*** Block opens ***
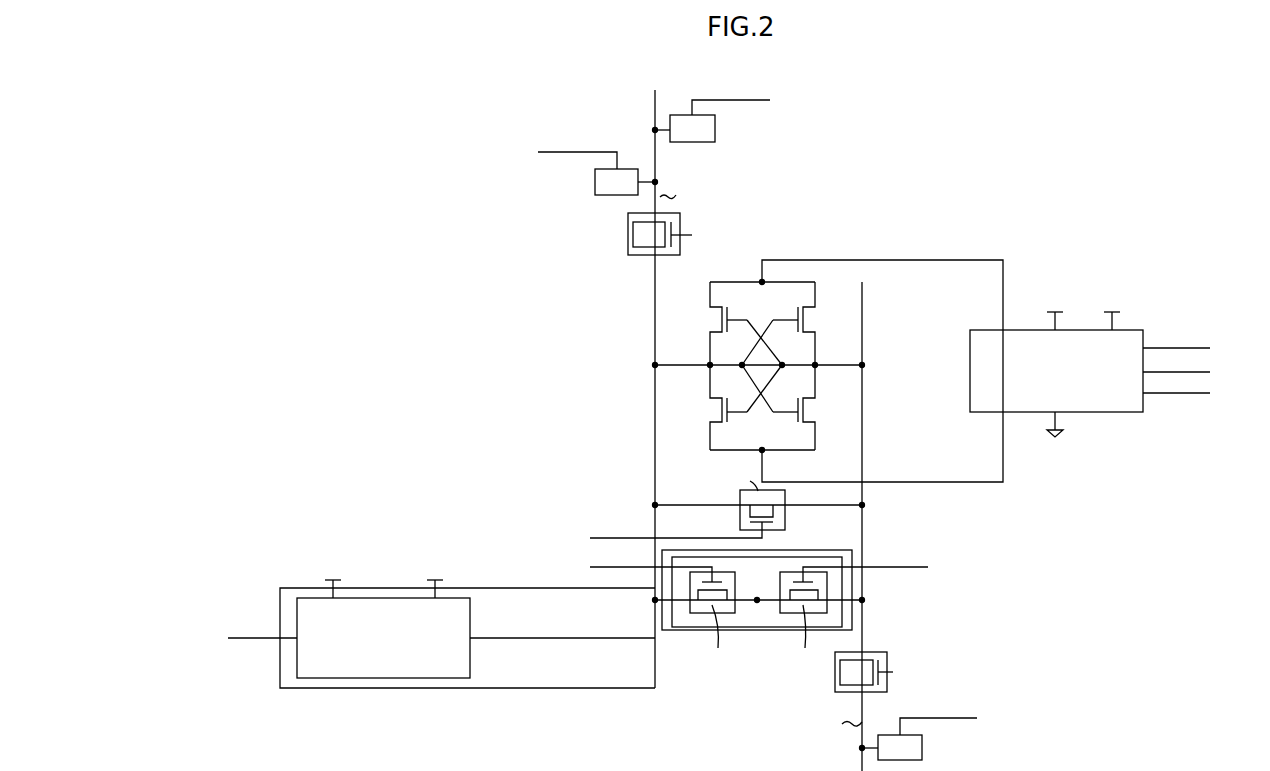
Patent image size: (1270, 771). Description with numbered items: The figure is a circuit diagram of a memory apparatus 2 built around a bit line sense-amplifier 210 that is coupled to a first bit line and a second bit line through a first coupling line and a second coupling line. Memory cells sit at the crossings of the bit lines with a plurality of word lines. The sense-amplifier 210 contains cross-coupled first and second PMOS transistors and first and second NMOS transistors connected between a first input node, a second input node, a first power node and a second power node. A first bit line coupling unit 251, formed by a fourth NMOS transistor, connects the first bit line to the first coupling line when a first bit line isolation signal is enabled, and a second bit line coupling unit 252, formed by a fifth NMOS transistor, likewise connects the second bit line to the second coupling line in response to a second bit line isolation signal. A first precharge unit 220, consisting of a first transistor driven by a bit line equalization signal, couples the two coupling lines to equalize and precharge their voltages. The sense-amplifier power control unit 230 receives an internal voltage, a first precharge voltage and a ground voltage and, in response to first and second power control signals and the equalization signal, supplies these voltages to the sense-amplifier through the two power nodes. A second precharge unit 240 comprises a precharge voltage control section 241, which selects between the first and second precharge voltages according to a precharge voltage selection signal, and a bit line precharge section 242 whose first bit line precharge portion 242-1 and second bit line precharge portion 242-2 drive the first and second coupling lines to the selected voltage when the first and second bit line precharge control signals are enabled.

The memory apparatus 2 is at (466, 226).
The bit line sense-amplifier 210 is at (805, 281).
The first precharge unit 220 is at (788, 516).
The sense-amplifier power control unit 230 is at (1143, 331).
The second precharge unit 240 is at (853, 583).
The precharge voltage control section 241 is at (472, 663).
The bit line precharge section 242 is at (748, 630).
The first bit line precharge portion 242-1 is at (700, 613).
The second bit line precharge portion 242-2 is at (788, 613).
The first bit line coupling unit 251 is at (628, 235).
The second bit line coupling unit 252 is at (875, 653).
*** Block closes ***
**Work item:** For each record above, write out every line exactly and skip the pictures.

**Answer for the task:**
Patent image size: (1270, 771). Description with numbered items: The figure is a circuit diagram of a memory apparatus 2 built around a bit line sense-amplifier 210 that is coupled to a first bit line and a second bit line through a first coupling line and a second coupling line. Memory cells sit at the crossings of the bit lines with a plurality of word lines. The sense-amplifier 210 contains cross-coupled first and second PMOS transistors and first and second NMOS transistors connected between a first input node, a second input node, a first power node and a second power node. A first bit line coupling unit 251, formed by a fourth NMOS transistor, connects the first bit line to the first coupling line when a first bit line isolation signal is enabled, and a second bit line coupling unit 252, formed by a fifth NMOS transistor, likewise connects the second bit line to the second coupling line in response to a second bit line isolation signal. A first precharge unit 220, consisting of a first transistor driven by a bit line equalization signal, couples the two coupling lines to equalize and precharge their voltages. The sense-amplifier power control unit 230 receives an internal voltage, a first precharge voltage and a ground voltage and, in response to first and second power control signals and the equalization signal, supplies these voltages to the sense-amplifier through the two power nodes. A second precharge unit 240 comprises a precharge voltage control section 241, which selects between the first and second precharge voltages according to a precharge voltage selection signal, and a bit line precharge section 242 whose first bit line precharge portion 242-1 and second bit line precharge portion 242-2 drive the first and second coupling lines to the selected voltage when the first and second bit line precharge control signals are enabled.

The memory apparatus 2 is at (466, 226).
The bit line sense-amplifier 210 is at (805, 281).
The first precharge unit 220 is at (788, 516).
The sense-amplifier power control unit 230 is at (1143, 331).
The second precharge unit 240 is at (853, 583).
The precharge voltage control section 241 is at (472, 663).
The bit line precharge section 242 is at (748, 630).
The first bit line precharge portion 242-1 is at (700, 613).
The second bit line precharge portion 242-2 is at (788, 613).
The first bit line coupling unit 251 is at (628, 235).
The second bit line coupling unit 252 is at (875, 653).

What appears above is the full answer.